◆ **THE TASK**:
Reproduce the records below in full and word for word, excluding pictures.

◆ **PROVIDED ENTRIES**:

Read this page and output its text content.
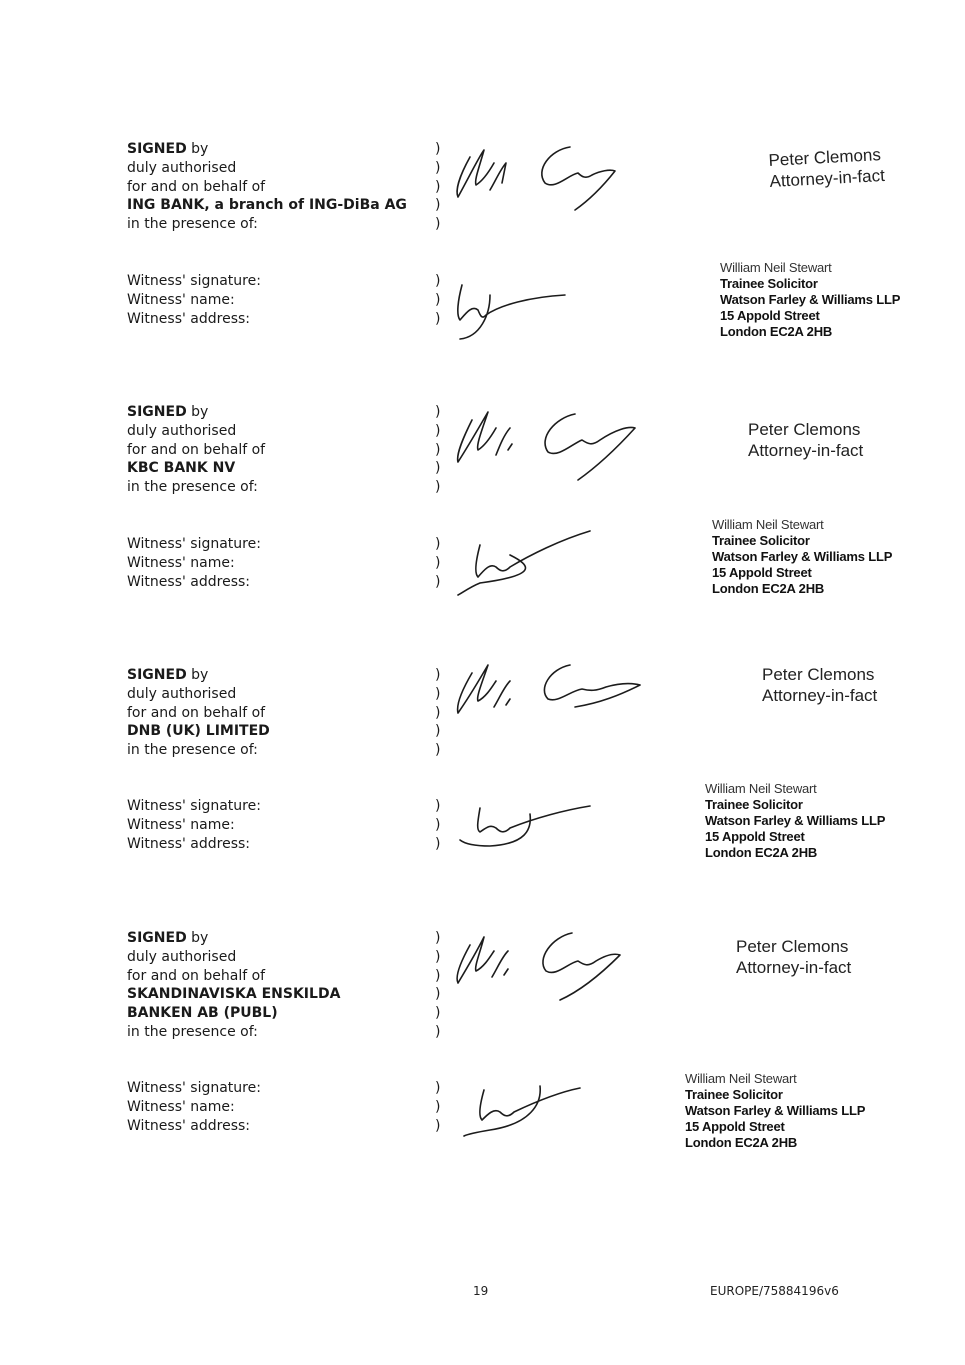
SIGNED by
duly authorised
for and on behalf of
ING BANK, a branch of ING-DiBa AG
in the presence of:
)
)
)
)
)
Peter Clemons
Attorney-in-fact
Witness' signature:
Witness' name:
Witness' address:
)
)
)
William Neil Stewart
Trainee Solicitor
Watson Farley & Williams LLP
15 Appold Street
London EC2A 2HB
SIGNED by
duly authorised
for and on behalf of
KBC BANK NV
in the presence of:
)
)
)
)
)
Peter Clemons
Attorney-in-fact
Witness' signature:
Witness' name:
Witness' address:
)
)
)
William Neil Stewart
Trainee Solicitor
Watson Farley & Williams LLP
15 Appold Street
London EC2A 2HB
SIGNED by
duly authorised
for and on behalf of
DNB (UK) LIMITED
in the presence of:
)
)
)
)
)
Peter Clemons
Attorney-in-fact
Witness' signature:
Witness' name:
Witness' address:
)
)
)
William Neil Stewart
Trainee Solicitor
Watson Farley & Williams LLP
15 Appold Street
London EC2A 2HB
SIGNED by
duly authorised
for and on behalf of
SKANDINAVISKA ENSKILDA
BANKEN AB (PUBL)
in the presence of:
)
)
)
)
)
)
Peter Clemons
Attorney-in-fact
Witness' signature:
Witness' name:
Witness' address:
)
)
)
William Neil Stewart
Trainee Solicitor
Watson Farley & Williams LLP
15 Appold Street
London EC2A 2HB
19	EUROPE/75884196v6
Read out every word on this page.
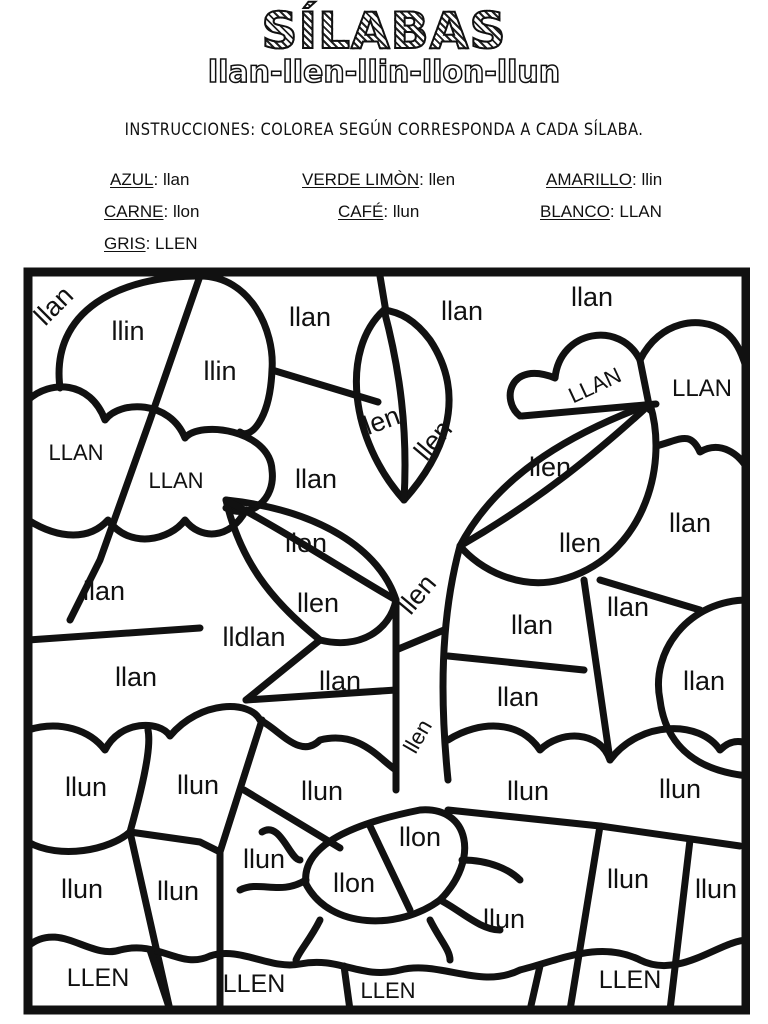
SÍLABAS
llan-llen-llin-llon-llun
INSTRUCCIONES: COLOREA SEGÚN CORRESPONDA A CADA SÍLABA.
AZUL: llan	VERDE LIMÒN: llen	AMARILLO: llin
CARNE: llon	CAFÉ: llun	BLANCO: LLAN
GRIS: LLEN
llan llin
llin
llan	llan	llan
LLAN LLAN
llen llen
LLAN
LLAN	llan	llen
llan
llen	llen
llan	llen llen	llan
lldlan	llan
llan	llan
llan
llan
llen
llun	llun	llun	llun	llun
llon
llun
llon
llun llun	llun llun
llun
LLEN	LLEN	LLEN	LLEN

◆ **SOLVED PROBLEM**:
Read this page and output its text content.
SIGNED by
duly authorised
for and on behalf of
ING BANK, a branch of ING-DiBa AG
in the presence of:
)
)
)
)
)
Peter Clemons
Attorney-in-fact
Witness' signature:
Witness' name:
Witness' address:
)
)
)
William Neil Stewart
Trainee Solicitor
Watson Farley & Williams LLP
15 Appold Street
London EC2A 2HB
SIGNED by
duly authorised
for and on behalf of
KBC BANK NV
in the presence of:
)
)
)
)
)
Peter Clemons
Attorney-in-fact
Witness' signature:
Witness' name:
Witness' address:
)
)
)
William Neil Stewart
Trainee Solicitor
Watson Farley & Williams LLP
15 Appold Street
London EC2A 2HB
SIGNED by
duly authorised
for and on behalf of
DNB (UK) LIMITED
in the presence of:
)
)
)
)
)
Peter Clemons
Attorney-in-fact
Witness' signature:
Witness' name:
Witness' address:
)
)
)
William Neil Stewart
Trainee Solicitor
Watson Farley & Williams LLP
15 Appold Street
London EC2A 2HB
SIGNED by
duly authorised
for and on behalf of
SKANDINAVISKA ENSKILDA
BANKEN AB (PUBL)
in the presence of:
)
)
)
)
)
)
Peter Clemons
Attorney-in-fact
Witness' signature:
Witness' name:
Witness' address:
)
)
)
William Neil Stewart
Trainee Solicitor
Watson Farley & Williams LLP
15 Appold Street
London EC2A 2HB
19	EUROPE/75884196v6
Read out every word on this page.
SÍLABAS
llan-llen-llin-llon-llun
INSTRUCCIONES: COLOREA SEGÚN CORRESPONDA A CADA SÍLABA.
AZUL: llan	VERDE LIMÒN: llen	AMARILLO: llin
CARNE: llon	CAFÉ: llun	BLANCO: LLAN
GRIS: LLEN
llan llin
llin
llan	llan	llan
LLAN LLAN
llen llen
LLAN
LLAN	llan	llen
llan
llen	llen
llan	llen llen	llan
lldlan	llan
llan	llan
llan
llan
llen
llun	llun	llun	llun	llun
llon
llun
llon
llun llun	llun llun
llun
LLEN	LLEN	LLEN	LLEN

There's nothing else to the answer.